[Data entries]
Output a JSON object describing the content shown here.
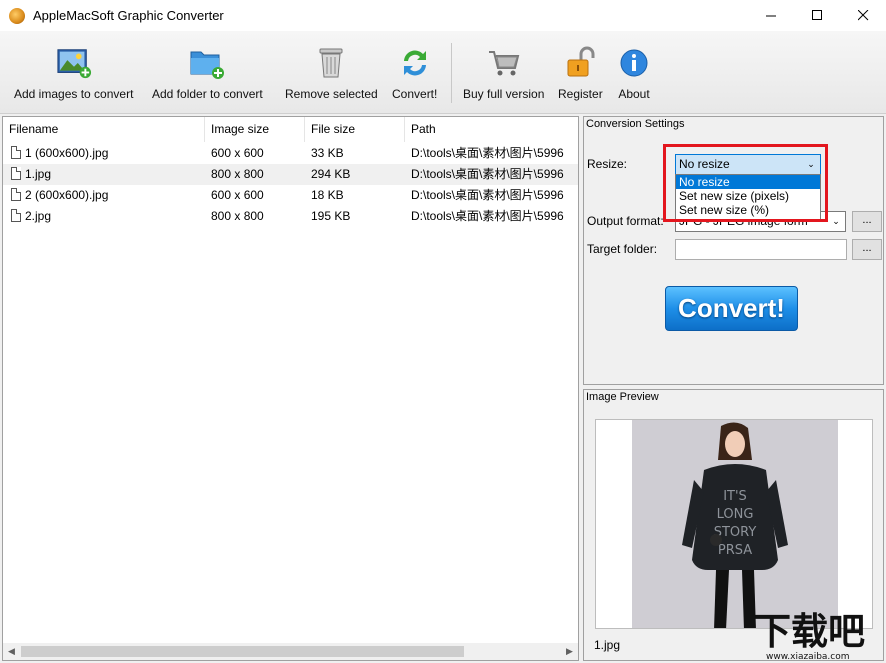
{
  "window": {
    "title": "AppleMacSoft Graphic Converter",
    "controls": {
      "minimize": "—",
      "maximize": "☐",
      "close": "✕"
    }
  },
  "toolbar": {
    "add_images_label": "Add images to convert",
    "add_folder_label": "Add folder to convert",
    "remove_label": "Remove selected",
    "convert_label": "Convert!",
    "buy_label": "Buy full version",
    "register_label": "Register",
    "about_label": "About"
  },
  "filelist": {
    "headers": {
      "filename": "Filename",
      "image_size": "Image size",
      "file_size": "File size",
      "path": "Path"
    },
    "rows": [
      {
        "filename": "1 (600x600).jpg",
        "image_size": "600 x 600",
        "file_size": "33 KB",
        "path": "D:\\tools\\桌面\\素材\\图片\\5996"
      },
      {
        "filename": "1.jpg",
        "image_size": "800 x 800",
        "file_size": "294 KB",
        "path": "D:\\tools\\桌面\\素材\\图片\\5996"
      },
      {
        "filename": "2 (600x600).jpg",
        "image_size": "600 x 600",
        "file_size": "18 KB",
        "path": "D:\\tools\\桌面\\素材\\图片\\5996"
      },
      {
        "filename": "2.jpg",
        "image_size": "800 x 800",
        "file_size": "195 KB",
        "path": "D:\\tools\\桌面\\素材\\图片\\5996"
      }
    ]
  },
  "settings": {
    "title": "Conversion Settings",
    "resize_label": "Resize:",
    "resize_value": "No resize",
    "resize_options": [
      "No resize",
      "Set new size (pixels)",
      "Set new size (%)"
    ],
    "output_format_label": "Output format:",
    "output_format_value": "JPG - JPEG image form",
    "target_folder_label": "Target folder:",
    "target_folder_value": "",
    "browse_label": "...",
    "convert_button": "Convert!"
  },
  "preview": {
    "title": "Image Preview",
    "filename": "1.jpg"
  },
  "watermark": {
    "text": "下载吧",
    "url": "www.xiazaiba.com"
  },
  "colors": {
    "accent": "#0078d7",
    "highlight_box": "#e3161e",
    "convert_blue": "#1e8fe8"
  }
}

Exercise instructions: All of the records above must be copied exactly, except for the pictures.

Task answer:
Output a JSON object describing the content shown here.
{
  "window": {
    "title": "AppleMacSoft Graphic Converter",
    "controls": {
      "minimize": "—",
      "maximize": "☐",
      "close": "✕"
    }
  },
  "toolbar": {
    "add_images_label": "Add images to convert",
    "add_folder_label": "Add folder to convert",
    "remove_label": "Remove selected",
    "convert_label": "Convert!",
    "buy_label": "Buy full version",
    "register_label": "Register",
    "about_label": "About"
  },
  "filelist": {
    "headers": {
      "filename": "Filename",
      "image_size": "Image size",
      "file_size": "File size",
      "path": "Path"
    },
    "rows": [
      {
        "filename": "1 (600x600).jpg",
        "image_size": "600 x 600",
        "file_size": "33 KB",
        "path": "D:\\tools\\桌面\\素材\\图片\\5996"
      },
      {
        "filename": "1.jpg",
        "image_size": "800 x 800",
        "file_size": "294 KB",
        "path": "D:\\tools\\桌面\\素材\\图片\\5996"
      },
      {
        "filename": "2 (600x600).jpg",
        "image_size": "600 x 600",
        "file_size": "18 KB",
        "path": "D:\\tools\\桌面\\素材\\图片\\5996"
      },
      {
        "filename": "2.jpg",
        "image_size": "800 x 800",
        "file_size": "195 KB",
        "path": "D:\\tools\\桌面\\素材\\图片\\5996"
      }
    ]
  },
  "settings": {
    "title": "Conversion Settings",
    "resize_label": "Resize:",
    "resize_value": "No resize",
    "resize_options": [
      "No resize",
      "Set new size (pixels)",
      "Set new size (%)"
    ],
    "output_format_label": "Output format:",
    "output_format_value": "JPG - JPEG image form",
    "target_folder_label": "Target folder:",
    "target_folder_value": "",
    "browse_label": "...",
    "convert_button": "Convert!"
  },
  "preview": {
    "title": "Image Preview",
    "filename": "1.jpg"
  },
  "watermark": {
    "text": "下载吧",
    "url": "www.xiazaiba.com"
  },
  "colors": {
    "accent": "#0078d7",
    "highlight_box": "#e3161e",
    "convert_blue": "#1e8fe8"
  }
}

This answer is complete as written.